**WORK TO BE COMPLETED:**
Each entry must be reproduced precisely as it stands.

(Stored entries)
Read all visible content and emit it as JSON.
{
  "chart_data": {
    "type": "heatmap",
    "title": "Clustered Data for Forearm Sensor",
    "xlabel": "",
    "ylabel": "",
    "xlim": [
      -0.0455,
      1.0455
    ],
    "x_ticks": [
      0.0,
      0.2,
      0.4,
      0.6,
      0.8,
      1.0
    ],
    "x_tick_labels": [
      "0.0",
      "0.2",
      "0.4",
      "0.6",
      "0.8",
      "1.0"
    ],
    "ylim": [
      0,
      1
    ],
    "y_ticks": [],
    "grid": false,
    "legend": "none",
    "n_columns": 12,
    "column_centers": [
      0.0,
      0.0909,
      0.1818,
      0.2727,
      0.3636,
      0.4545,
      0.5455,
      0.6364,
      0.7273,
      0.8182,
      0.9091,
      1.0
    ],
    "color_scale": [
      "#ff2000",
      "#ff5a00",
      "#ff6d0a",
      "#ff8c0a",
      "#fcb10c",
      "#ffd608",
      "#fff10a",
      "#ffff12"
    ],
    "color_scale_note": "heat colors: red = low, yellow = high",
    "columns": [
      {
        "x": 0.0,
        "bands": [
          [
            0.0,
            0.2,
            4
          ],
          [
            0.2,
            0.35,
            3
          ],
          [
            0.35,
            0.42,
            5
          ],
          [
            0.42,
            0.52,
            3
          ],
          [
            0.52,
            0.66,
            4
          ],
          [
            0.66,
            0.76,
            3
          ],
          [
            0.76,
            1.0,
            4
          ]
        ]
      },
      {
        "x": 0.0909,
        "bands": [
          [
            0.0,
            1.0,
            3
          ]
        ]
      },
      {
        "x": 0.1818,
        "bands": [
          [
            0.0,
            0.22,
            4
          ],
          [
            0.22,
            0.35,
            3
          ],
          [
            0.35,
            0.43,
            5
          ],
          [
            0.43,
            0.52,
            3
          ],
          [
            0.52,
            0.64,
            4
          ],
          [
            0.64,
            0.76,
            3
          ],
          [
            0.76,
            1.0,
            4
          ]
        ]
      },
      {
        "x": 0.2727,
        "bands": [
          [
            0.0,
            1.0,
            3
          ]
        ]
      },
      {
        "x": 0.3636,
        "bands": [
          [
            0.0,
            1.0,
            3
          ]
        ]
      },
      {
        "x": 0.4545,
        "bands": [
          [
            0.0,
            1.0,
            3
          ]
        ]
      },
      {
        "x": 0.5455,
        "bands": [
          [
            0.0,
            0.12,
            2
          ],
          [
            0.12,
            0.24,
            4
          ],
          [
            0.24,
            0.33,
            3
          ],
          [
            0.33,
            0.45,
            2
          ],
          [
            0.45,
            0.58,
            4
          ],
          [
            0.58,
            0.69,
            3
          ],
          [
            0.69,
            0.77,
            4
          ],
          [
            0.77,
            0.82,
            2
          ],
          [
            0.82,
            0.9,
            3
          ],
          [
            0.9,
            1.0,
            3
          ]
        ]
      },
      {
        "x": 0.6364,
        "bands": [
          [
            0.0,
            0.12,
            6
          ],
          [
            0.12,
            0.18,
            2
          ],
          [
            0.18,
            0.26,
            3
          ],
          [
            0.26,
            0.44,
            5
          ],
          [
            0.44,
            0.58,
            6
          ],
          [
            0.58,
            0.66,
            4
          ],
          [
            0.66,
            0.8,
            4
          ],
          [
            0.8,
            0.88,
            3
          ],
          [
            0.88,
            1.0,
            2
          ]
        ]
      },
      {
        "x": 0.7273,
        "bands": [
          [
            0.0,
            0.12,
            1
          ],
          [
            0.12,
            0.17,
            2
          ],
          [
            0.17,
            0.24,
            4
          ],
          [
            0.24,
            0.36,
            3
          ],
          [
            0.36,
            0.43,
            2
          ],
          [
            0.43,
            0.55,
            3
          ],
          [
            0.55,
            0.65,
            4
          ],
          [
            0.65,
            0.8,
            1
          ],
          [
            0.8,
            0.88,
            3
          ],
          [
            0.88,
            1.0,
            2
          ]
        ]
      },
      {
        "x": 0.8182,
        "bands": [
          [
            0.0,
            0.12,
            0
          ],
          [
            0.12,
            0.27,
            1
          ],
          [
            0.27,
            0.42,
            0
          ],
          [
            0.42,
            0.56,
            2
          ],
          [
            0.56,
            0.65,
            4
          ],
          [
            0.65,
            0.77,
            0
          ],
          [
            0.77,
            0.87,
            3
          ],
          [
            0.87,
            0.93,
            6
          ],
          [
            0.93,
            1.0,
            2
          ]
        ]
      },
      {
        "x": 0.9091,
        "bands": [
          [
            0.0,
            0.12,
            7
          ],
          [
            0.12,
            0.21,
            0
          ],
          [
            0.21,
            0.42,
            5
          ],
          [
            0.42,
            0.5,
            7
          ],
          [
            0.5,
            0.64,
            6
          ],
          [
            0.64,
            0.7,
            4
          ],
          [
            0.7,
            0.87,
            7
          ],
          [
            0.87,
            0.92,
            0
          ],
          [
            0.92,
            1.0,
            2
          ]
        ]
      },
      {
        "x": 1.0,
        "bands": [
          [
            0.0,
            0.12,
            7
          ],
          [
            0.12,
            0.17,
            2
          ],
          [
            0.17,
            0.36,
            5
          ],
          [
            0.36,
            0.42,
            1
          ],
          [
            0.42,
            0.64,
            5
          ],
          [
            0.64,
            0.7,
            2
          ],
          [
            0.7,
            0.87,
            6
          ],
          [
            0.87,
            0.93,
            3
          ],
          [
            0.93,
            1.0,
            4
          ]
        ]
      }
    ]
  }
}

**EXPECTED ANSWER:**
Read all visible content and emit it as JSON.
{
  "chart_data": {
    "type": "heatmap",
    "title": "Clustered Data for Forearm Sensor",
    "xlabel": "",
    "ylabel": "",
    "xlim": [
      -0.0455,
      1.0455
    ],
    "x_ticks": [
      0.0,
      0.2,
      0.4,
      0.6,
      0.8,
      1.0
    ],
    "x_tick_labels": [
      "0.0",
      "0.2",
      "0.4",
      "0.6",
      "0.8",
      "1.0"
    ],
    "ylim": [
      0,
      1
    ],
    "y_ticks": [],
    "grid": false,
    "legend": "none",
    "n_columns": 12,
    "column_centers": [
      0.0,
      0.0909,
      0.1818,
      0.2727,
      0.3636,
      0.4545,
      0.5455,
      0.6364,
      0.7273,
      0.8182,
      0.9091,
      1.0
    ],
    "color_scale": [
      "#ff2000",
      "#ff5a00",
      "#ff6d0a",
      "#ff8c0a",
      "#fcb10c",
      "#ffd608",
      "#fff10a",
      "#ffff12"
    ],
    "color_scale_note": "heat colors: red = low, yellow = high",
    "columns": [
      {
        "x": 0.0,
        "bands": [
          [
            0.0,
            0.2,
            4
          ],
          [
            0.2,
            0.35,
            3
          ],
          [
            0.35,
            0.42,
            5
          ],
          [
            0.42,
            0.52,
            3
          ],
          [
            0.52,
            0.66,
            4
          ],
          [
            0.66,
            0.76,
            3
          ],
          [
            0.76,
            1.0,
            4
          ]
        ]
      },
      {
        "x": 0.0909,
        "bands": [
          [
            0.0,
            1.0,
            3
          ]
        ]
      },
      {
        "x": 0.1818,
        "bands": [
          [
            0.0,
            0.22,
            4
          ],
          [
            0.22,
            0.35,
            3
          ],
          [
            0.35,
            0.43,
            5
          ],
          [
            0.43,
            0.52,
            3
          ],
          [
            0.52,
            0.64,
            4
          ],
          [
            0.64,
            0.76,
            3
          ],
          [
            0.76,
            1.0,
            4
          ]
        ]
      },
      {
        "x": 0.2727,
        "bands": [
          [
            0.0,
            1.0,
            3
          ]
        ]
      },
      {
        "x": 0.3636,
        "bands": [
          [
            0.0,
            1.0,
            3
          ]
        ]
      },
      {
        "x": 0.4545,
        "bands": [
          [
            0.0,
            1.0,
            3
          ]
        ]
      },
      {
        "x": 0.5455,
        "bands": [
          [
            0.0,
            0.12,
            2
          ],
          [
            0.12,
            0.24,
            4
          ],
          [
            0.24,
            0.33,
            3
          ],
          [
            0.33,
            0.45,
            2
          ],
          [
            0.45,
            0.58,
            4
          ],
          [
            0.58,
            0.69,
            3
          ],
          [
            0.69,
            0.77,
            4
          ],
          [
            0.77,
            0.82,
            2
          ],
          [
            0.82,
            0.9,
            3
          ],
          [
            0.9,
            1.0,
            3
          ]
        ]
      },
      {
        "x": 0.6364,
        "bands": [
          [
            0.0,
            0.12,
            6
          ],
          [
            0.12,
            0.18,
            2
          ],
          [
            0.18,
            0.26,
            3
          ],
          [
            0.26,
            0.44,
            5
          ],
          [
            0.44,
            0.58,
            6
          ],
          [
            0.58,
            0.66,
            4
          ],
          [
            0.66,
            0.8,
            4
          ],
          [
            0.8,
            0.88,
            3
          ],
          [
            0.88,
            1.0,
            2
          ]
        ]
      },
      {
        "x": 0.7273,
        "bands": [
          [
            0.0,
            0.12,
            1
          ],
          [
            0.12,
            0.17,
            2
          ],
          [
            0.17,
            0.24,
            4
          ],
          [
            0.24,
            0.36,
            3
          ],
          [
            0.36,
            0.43,
            2
          ],
          [
            0.43,
            0.55,
            3
          ],
          [
            0.55,
            0.65,
            4
          ],
          [
            0.65,
            0.8,
            1
          ],
          [
            0.8,
            0.88,
            3
          ],
          [
            0.88,
            1.0,
            2
          ]
        ]
      },
      {
        "x": 0.8182,
        "bands": [
          [
            0.0,
            0.12,
            0
          ],
          [
            0.12,
            0.27,
            1
          ],
          [
            0.27,
            0.42,
            0
          ],
          [
            0.42,
            0.56,
            2
          ],
          [
            0.56,
            0.65,
            4
          ],
          [
            0.65,
            0.77,
            0
          ],
          [
            0.77,
            0.87,
            3
          ],
          [
            0.87,
            0.93,
            6
          ],
          [
            0.93,
            1.0,
            2
          ]
        ]
      },
      {
        "x": 0.9091,
        "bands": [
          [
            0.0,
            0.12,
            7
          ],
          [
            0.12,
            0.21,
            0
          ],
          [
            0.21,
            0.42,
            5
          ],
          [
            0.42,
            0.5,
            7
          ],
          [
            0.5,
            0.64,
            6
          ],
          [
            0.64,
            0.7,
            4
          ],
          [
            0.7,
            0.87,
            7
          ],
          [
            0.87,
            0.92,
            0
          ],
          [
            0.92,
            1.0,
            2
          ]
        ]
      },
      {
        "x": 1.0,
        "bands": [
          [
            0.0,
            0.12,
            7
          ],
          [
            0.12,
            0.17,
            2
          ],
          [
            0.17,
            0.36,
            5
          ],
          [
            0.36,
            0.42,
            1
          ],
          [
            0.42,
            0.64,
            5
          ],
          [
            0.64,
            0.7,
            2
          ],
          [
            0.7,
            0.87,
            6
          ],
          [
            0.87,
            0.93,
            3
          ],
          [
            0.93,
            1.0,
            4
          ]
        ]
      }
    ]
  }
}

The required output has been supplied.